• **EXERCISE BRIEF**: In the listing below, find every line with the string "bygglagen" and pull it out.

"""

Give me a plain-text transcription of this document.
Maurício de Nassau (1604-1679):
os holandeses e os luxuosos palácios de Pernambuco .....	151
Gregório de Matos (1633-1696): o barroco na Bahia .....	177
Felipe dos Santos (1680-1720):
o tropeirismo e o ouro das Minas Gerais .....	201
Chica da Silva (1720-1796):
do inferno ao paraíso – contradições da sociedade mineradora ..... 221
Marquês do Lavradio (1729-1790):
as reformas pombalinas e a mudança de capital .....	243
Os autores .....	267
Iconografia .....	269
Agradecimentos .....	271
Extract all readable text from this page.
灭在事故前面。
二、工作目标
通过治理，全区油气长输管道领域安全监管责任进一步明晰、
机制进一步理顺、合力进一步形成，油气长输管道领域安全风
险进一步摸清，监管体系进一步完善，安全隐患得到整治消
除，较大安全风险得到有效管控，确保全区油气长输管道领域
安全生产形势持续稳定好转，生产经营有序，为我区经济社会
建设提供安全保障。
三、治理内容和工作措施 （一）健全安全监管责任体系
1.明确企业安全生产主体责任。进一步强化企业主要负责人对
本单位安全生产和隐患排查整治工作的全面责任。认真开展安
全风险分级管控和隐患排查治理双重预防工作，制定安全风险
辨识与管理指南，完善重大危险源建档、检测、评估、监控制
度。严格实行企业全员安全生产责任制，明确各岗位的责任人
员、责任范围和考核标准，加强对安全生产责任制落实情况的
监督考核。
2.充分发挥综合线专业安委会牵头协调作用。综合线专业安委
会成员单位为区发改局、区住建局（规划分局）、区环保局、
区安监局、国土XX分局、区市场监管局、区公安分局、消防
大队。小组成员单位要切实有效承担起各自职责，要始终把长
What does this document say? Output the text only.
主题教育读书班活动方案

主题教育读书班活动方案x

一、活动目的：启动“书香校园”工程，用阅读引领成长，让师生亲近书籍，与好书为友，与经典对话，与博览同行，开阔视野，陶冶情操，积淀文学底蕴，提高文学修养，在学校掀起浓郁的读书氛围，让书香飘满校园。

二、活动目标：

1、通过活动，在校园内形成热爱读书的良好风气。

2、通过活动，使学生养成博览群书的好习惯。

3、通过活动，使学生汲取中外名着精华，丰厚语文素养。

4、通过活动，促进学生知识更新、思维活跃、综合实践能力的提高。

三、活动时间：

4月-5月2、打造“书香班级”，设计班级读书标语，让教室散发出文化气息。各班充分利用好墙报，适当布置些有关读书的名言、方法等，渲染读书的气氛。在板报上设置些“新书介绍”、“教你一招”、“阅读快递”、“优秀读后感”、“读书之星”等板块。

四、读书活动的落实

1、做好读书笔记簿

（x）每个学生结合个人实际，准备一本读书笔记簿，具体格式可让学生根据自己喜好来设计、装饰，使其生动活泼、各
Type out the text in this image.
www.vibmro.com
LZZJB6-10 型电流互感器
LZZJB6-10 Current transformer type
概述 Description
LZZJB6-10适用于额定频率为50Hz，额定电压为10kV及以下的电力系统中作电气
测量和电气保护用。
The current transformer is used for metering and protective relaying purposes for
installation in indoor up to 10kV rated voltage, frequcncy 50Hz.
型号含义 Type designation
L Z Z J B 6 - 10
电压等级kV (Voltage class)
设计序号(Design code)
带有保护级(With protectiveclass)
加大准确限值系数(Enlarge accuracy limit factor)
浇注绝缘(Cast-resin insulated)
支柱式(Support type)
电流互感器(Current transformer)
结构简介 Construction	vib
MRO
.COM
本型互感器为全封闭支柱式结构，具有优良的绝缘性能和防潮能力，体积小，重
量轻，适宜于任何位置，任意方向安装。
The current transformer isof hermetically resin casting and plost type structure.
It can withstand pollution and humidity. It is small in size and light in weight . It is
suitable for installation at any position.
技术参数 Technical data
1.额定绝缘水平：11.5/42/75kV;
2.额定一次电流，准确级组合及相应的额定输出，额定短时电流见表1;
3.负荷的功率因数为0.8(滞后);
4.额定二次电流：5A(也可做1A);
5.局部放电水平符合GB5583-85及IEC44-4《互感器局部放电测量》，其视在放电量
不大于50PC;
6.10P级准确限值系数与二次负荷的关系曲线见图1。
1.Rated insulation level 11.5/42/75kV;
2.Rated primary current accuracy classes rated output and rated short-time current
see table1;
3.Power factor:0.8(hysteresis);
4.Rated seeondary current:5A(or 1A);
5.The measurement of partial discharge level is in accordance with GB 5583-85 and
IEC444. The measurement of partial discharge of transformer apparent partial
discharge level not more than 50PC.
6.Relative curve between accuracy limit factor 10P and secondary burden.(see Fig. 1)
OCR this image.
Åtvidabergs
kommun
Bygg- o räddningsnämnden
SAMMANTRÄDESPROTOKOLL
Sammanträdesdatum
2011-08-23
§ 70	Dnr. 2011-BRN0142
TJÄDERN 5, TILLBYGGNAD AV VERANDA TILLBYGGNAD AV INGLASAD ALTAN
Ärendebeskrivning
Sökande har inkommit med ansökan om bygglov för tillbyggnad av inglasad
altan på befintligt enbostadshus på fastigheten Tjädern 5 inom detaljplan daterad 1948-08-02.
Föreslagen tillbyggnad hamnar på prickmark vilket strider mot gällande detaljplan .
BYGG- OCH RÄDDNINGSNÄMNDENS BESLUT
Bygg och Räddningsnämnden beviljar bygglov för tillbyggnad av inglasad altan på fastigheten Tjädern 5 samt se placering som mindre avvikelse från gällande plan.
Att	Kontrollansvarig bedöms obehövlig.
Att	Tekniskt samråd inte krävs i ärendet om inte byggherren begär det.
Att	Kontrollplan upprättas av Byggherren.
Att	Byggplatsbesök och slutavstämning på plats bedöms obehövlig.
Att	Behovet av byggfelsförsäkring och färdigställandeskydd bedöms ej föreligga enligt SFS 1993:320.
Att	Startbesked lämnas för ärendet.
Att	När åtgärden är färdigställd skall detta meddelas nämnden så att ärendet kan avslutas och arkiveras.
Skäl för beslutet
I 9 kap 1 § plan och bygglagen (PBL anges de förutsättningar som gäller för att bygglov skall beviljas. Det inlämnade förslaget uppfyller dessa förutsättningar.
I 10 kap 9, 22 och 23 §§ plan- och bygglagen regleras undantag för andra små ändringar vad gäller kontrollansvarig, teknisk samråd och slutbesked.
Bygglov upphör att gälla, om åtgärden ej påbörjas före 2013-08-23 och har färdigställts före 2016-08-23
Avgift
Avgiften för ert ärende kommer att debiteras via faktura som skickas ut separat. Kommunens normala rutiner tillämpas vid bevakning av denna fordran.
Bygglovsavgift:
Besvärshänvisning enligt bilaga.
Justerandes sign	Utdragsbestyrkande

"""

• **COMPLETED TASK**:
I 9 kap 1 § plan och bygglagen (PBL anges de förutsättningar som gäller för att bygglov skall beviljas. Det inlämnade förslaget uppfyller dessa förutsättningar.
I 10 kap 9, 22 och 23 §§ plan- och bygglagen regleras undantag för andra små ändringar vad gäller kontrollansvarig, teknisk samråd och slutbesked.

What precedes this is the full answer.